▸ **What the exercise asks**
Reproduce each line of the material precisely.

Raw records:
════

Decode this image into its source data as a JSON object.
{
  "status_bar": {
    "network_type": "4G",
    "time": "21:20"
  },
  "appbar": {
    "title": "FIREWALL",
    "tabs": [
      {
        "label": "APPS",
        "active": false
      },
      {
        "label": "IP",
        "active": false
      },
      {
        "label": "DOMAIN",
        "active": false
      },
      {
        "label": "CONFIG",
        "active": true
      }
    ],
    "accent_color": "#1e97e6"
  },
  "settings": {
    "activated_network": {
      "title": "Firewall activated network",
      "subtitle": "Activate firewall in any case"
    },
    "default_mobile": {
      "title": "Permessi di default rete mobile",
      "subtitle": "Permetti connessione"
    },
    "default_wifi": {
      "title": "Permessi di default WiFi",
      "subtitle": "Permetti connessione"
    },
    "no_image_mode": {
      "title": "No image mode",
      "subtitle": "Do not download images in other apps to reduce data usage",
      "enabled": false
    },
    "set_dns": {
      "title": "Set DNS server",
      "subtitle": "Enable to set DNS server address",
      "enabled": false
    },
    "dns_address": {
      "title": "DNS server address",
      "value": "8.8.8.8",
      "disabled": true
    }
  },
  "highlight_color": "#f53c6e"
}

════

▸ **Solution to the exercise**
Decode this image into its source data as a JSON object.
{
  "status_bar": {
    "network_type": "4G",
    "time": "21:20"
  },
  "appbar": {
    "title": "FIREWALL",
    "tabs": [
      {
        "label": "APPS",
        "active": false
      },
      {
        "label": "IP",
        "active": false
      },
      {
        "label": "DOMAIN",
        "active": false
      },
      {
        "label": "CONFIG",
        "active": true
      }
    ],
    "accent_color": "#1e97e6"
  },
  "settings": {
    "activated_network": {
      "title": "Firewall activated network",
      "subtitle": "Activate firewall in any case"
    },
    "default_mobile": {
      "title": "Permessi di default rete mobile",
      "subtitle": "Permetti connessione"
    },
    "default_wifi": {
      "title": "Permessi di default WiFi",
      "subtitle": "Permetti connessione"
    },
    "no_image_mode": {
      "title": "No image mode",
      "subtitle": "Do not download images in other apps to reduce data usage",
      "enabled": false
    },
    "set_dns": {
      "title": "Set DNS server",
      "subtitle": "Enable to set DNS server address",
      "enabled": false
    },
    "dns_address": {
      "title": "DNS server address",
      "value": "8.8.8.8",
      "disabled": true
    }
  },
  "highlight_color": "#f53c6e"
}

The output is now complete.